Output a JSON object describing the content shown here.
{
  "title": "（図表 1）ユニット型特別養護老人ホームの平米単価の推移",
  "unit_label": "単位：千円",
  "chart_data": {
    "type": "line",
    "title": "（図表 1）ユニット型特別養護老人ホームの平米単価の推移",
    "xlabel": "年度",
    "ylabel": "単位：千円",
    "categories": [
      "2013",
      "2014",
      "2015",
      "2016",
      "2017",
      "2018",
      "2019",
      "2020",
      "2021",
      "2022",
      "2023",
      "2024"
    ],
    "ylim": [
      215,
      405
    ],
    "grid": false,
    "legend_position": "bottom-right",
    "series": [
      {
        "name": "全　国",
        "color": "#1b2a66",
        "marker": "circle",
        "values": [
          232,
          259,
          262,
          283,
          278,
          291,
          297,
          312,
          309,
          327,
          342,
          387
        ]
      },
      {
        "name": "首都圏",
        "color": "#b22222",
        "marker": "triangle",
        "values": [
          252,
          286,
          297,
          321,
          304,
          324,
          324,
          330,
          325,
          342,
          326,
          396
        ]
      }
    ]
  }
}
#####
Required work » All of the data needs to be reproduced exactly, with no line missing.

Written response »
Output a JSON object describing the content shown here.
{
  "title": "（図表 1）ユニット型特別養護老人ホームの平米単価の推移",
  "unit_label": "単位：千円",
  "chart_data": {
    "type": "line",
    "title": "（図表 1）ユニット型特別養護老人ホームの平米単価の推移",
    "xlabel": "年度",
    "ylabel": "単位：千円",
    "categories": [
      "2013",
      "2014",
      "2015",
      "2016",
      "2017",
      "2018",
      "2019",
      "2020",
      "2021",
      "2022",
      "2023",
      "2024"
    ],
    "ylim": [
      215,
      405
    ],
    "grid": false,
    "legend_position": "bottom-right",
    "series": [
      {
        "name": "全　国",
        "color": "#1b2a66",
        "marker": "circle",
        "values": [
          232,
          259,
          262,
          283,
          278,
          291,
          297,
          312,
          309,
          327,
          342,
          387
        ]
      },
      {
        "name": "首都圏",
        "color": "#b22222",
        "marker": "triangle",
        "values": [
          252,
          286,
          297,
          321,
          304,
          324,
          324,
          330,
          325,
          342,
          326,
          396
        ]
      }
    ]
  }
}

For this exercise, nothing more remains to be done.